↓

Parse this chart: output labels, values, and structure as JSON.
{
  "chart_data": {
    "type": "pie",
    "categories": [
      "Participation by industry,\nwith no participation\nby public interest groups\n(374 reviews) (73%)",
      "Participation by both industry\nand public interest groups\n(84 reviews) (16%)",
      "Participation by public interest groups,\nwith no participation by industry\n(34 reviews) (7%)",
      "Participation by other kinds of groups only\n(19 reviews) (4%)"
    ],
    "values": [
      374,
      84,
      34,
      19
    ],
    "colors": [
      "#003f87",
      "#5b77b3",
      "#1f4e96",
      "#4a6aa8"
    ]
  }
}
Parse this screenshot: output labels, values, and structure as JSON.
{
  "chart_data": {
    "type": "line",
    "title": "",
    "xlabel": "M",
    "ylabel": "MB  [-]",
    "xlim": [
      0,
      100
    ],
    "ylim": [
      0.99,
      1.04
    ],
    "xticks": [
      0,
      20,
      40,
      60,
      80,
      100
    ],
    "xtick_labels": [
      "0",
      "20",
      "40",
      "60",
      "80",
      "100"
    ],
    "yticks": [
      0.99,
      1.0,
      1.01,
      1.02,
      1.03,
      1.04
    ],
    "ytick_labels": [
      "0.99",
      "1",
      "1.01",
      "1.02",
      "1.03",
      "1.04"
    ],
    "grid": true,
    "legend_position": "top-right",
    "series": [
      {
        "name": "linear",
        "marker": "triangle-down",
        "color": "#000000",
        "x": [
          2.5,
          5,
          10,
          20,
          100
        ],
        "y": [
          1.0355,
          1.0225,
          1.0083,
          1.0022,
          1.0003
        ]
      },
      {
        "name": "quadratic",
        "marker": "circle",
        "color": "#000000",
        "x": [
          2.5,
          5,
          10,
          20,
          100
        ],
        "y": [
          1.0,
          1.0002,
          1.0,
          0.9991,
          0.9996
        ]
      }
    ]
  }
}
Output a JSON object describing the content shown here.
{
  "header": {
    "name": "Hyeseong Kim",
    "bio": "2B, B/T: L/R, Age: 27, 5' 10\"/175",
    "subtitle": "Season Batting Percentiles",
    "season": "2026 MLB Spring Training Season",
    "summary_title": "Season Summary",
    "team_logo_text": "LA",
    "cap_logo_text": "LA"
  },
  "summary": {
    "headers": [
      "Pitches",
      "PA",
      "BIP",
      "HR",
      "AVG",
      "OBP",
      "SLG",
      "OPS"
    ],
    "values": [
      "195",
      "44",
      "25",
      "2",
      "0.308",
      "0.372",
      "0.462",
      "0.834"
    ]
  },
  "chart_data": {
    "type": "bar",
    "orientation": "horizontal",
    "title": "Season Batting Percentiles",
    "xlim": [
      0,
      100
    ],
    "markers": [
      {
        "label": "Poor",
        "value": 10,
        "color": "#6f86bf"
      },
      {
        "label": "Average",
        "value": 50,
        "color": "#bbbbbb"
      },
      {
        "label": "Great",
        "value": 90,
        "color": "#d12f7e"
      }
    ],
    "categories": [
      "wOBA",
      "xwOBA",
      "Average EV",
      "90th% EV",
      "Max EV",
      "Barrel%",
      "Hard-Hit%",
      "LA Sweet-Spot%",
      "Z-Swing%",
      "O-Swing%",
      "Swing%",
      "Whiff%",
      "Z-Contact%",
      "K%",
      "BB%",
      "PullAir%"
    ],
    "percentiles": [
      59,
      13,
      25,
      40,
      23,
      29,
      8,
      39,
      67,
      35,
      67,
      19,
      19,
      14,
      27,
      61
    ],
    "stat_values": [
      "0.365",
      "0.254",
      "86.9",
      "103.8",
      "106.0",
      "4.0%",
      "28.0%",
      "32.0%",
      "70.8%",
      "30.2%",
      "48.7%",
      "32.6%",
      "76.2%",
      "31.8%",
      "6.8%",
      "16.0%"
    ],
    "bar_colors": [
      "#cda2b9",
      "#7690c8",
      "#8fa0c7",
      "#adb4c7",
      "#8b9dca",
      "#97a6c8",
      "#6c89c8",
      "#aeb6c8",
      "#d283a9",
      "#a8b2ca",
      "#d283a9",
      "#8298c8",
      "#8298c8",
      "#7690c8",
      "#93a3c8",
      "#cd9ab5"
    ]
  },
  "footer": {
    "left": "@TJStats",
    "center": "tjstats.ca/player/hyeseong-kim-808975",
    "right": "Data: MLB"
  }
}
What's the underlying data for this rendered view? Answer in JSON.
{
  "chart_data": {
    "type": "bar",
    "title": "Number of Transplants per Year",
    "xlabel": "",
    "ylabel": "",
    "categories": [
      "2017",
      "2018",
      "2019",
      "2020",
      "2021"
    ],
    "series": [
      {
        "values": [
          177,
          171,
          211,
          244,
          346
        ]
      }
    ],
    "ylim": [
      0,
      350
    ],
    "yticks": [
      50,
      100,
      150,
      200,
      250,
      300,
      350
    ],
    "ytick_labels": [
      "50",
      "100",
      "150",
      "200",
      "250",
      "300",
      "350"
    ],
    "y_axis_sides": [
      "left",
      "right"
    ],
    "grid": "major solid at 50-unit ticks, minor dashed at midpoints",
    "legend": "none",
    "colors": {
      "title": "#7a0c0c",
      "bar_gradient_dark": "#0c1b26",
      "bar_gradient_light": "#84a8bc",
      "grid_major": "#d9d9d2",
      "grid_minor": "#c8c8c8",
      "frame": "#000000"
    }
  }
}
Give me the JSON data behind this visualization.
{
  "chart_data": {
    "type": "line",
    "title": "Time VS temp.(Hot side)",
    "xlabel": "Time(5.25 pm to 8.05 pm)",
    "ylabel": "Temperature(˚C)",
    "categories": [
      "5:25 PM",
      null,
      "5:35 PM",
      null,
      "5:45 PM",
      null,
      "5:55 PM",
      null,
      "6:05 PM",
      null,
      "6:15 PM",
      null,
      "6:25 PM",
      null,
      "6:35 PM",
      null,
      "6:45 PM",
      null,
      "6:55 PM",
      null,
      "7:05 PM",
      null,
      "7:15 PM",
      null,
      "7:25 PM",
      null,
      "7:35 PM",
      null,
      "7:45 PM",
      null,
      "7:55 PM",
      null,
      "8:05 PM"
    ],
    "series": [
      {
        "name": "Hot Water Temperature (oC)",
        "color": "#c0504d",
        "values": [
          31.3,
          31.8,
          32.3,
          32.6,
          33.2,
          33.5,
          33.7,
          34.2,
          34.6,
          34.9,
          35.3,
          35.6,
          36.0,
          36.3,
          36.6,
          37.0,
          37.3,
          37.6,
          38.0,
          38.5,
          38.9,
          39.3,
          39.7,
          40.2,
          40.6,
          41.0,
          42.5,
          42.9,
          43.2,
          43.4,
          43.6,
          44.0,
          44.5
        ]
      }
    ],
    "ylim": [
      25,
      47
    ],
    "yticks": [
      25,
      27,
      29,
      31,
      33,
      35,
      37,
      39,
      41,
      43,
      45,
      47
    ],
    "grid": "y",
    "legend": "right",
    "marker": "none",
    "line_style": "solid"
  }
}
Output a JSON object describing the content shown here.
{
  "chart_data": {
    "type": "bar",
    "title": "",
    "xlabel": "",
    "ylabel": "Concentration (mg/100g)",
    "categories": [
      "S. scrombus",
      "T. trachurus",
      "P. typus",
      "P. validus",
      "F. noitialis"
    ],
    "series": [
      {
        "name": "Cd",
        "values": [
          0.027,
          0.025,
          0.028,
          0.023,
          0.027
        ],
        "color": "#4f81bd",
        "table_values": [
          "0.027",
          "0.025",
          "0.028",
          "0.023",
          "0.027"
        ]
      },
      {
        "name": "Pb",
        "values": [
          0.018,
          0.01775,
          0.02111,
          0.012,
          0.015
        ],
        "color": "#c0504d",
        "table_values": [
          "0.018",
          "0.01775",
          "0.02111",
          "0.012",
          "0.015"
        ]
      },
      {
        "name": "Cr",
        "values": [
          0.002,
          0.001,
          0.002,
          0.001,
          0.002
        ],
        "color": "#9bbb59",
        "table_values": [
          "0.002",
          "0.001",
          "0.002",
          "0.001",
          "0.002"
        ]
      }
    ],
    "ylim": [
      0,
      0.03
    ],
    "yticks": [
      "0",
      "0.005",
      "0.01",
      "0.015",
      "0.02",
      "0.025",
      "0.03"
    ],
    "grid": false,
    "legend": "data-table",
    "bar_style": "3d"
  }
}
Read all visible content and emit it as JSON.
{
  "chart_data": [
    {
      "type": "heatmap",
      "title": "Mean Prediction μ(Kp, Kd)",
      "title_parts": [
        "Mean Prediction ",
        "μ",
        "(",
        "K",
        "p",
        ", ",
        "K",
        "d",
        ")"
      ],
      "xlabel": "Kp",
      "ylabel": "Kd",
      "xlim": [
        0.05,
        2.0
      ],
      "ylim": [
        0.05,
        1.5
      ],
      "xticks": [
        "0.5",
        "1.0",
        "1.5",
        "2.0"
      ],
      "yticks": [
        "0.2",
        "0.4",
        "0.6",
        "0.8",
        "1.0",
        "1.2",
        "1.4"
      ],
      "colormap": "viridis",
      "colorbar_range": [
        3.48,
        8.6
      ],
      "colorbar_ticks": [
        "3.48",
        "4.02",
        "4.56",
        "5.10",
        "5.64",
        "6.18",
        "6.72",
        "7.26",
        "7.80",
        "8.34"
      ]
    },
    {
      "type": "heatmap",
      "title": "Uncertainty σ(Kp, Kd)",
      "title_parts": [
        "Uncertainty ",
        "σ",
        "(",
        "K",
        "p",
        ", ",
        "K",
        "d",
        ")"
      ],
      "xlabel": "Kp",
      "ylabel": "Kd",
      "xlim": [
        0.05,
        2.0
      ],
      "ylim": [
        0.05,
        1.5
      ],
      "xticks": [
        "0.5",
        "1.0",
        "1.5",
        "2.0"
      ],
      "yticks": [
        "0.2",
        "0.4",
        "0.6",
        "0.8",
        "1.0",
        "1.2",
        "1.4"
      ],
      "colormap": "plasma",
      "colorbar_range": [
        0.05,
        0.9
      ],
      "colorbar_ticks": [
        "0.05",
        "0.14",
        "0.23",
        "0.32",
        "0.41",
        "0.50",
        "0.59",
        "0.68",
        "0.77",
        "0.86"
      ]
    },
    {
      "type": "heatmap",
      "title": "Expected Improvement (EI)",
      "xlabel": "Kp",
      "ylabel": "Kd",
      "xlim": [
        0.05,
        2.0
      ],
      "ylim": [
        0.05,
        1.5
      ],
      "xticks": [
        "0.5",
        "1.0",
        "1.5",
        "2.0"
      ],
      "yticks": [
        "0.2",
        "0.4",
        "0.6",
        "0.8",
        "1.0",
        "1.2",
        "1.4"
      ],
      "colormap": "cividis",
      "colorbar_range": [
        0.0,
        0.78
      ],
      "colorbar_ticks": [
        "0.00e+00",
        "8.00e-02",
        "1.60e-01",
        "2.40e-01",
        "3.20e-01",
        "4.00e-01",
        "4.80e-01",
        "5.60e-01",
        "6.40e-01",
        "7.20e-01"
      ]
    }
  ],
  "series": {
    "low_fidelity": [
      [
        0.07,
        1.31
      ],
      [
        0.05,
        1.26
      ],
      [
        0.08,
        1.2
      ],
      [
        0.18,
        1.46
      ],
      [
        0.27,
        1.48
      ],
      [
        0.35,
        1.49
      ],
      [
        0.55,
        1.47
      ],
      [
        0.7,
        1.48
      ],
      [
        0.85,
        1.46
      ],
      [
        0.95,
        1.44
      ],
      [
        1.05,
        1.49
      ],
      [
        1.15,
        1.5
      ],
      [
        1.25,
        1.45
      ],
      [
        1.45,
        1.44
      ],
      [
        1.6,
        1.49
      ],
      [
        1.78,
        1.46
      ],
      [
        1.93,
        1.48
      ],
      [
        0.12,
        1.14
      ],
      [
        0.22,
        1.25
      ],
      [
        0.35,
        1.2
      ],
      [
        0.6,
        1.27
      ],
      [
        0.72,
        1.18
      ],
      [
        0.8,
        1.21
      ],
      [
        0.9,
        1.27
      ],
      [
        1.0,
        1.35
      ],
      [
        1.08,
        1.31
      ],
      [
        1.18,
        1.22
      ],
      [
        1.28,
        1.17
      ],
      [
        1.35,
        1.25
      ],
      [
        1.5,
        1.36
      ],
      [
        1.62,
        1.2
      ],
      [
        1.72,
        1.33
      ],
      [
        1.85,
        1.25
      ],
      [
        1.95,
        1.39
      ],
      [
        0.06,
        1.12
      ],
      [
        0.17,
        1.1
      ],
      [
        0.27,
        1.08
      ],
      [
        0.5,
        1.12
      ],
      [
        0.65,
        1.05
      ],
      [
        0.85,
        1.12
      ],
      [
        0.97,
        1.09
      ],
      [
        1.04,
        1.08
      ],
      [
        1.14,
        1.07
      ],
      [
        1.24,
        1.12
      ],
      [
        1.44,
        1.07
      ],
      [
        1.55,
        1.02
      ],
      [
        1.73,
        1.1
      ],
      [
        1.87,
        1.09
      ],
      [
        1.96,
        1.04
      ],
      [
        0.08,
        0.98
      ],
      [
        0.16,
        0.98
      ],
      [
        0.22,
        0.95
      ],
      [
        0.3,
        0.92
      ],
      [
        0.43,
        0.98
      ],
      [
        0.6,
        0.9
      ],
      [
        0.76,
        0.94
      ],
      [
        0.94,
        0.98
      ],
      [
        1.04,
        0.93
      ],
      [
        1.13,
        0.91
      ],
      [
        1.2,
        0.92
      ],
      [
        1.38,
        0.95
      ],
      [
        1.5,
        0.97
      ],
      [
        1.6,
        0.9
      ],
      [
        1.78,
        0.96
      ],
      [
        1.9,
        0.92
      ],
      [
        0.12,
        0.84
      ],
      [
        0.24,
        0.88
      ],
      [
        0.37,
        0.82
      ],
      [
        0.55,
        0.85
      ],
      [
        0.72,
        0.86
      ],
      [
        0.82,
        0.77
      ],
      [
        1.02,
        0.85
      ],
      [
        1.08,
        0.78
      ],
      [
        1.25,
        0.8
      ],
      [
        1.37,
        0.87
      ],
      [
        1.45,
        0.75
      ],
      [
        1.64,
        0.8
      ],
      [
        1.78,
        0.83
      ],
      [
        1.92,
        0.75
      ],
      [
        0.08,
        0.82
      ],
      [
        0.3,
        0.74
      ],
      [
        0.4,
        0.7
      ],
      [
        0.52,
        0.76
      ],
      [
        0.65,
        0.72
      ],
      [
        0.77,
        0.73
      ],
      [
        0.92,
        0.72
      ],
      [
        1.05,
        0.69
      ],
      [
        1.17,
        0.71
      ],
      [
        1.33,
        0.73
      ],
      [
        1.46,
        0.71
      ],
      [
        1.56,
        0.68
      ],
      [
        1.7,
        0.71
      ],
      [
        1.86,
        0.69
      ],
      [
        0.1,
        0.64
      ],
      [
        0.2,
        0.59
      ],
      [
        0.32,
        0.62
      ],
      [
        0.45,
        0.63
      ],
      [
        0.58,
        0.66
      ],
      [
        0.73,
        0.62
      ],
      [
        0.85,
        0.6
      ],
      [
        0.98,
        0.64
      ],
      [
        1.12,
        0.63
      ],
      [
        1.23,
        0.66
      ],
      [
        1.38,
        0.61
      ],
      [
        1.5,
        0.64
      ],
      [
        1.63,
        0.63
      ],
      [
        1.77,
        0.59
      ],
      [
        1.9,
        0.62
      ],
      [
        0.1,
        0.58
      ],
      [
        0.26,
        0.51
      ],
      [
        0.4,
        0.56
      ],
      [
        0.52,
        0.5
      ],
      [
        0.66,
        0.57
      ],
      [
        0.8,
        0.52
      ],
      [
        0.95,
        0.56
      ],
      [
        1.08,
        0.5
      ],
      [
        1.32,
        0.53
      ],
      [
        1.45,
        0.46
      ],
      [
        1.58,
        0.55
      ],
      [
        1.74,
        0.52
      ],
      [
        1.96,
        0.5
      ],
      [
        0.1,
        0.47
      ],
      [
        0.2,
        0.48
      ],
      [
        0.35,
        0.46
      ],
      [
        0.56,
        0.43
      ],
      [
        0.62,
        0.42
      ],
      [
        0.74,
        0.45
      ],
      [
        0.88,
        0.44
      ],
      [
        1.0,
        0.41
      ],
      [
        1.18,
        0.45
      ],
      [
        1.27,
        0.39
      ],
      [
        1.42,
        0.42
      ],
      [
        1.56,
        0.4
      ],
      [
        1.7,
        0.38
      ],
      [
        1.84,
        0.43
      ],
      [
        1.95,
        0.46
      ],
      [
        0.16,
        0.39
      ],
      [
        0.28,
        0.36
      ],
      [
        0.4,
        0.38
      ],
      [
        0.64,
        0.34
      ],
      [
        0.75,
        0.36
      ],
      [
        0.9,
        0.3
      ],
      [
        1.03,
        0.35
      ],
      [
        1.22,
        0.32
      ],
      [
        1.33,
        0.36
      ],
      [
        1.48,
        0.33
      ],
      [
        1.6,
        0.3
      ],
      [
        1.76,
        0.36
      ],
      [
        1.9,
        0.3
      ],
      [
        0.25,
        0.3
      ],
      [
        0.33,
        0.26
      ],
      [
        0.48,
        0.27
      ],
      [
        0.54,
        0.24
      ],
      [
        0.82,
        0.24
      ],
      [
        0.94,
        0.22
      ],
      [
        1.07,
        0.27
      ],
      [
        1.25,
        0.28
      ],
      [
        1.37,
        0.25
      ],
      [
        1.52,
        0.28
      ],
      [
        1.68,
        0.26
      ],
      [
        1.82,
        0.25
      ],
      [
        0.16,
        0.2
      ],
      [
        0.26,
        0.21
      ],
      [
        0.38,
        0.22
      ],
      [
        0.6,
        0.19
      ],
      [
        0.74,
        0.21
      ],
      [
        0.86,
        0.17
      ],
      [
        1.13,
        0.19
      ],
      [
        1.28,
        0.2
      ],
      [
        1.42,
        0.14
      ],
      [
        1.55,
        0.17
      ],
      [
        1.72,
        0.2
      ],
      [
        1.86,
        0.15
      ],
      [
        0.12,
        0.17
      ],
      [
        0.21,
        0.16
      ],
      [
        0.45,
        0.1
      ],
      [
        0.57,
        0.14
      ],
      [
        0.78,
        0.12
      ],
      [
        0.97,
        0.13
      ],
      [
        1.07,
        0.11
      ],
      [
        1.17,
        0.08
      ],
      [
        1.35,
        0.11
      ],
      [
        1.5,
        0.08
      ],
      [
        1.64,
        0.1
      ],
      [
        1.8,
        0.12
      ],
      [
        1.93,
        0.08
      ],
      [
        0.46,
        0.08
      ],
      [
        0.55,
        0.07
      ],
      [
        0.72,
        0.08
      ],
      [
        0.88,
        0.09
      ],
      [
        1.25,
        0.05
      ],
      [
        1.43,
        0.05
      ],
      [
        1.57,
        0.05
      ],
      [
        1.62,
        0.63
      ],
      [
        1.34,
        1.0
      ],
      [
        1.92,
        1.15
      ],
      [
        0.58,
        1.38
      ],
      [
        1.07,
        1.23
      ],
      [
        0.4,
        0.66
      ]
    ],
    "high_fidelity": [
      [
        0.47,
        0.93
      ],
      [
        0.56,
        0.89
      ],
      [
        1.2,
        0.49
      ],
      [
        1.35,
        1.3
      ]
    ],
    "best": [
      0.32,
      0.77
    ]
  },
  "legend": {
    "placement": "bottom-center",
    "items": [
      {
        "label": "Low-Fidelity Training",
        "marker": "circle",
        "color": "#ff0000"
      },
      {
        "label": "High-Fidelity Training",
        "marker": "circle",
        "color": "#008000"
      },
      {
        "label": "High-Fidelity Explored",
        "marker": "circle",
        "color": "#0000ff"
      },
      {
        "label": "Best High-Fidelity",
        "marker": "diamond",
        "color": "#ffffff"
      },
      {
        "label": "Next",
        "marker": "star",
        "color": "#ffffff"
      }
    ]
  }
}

↑

**What the exercise asks:** Using the listing above, list every line in which the string "this" occurs.

**The result:**
Parse this chart: output labels, values, and structure as JSON.
Parse this screenshot: output labels, values, and structure as JSON.
What's the underlying data for this rendered view? Answer in JSON.
Give me the JSON data behind this visualization.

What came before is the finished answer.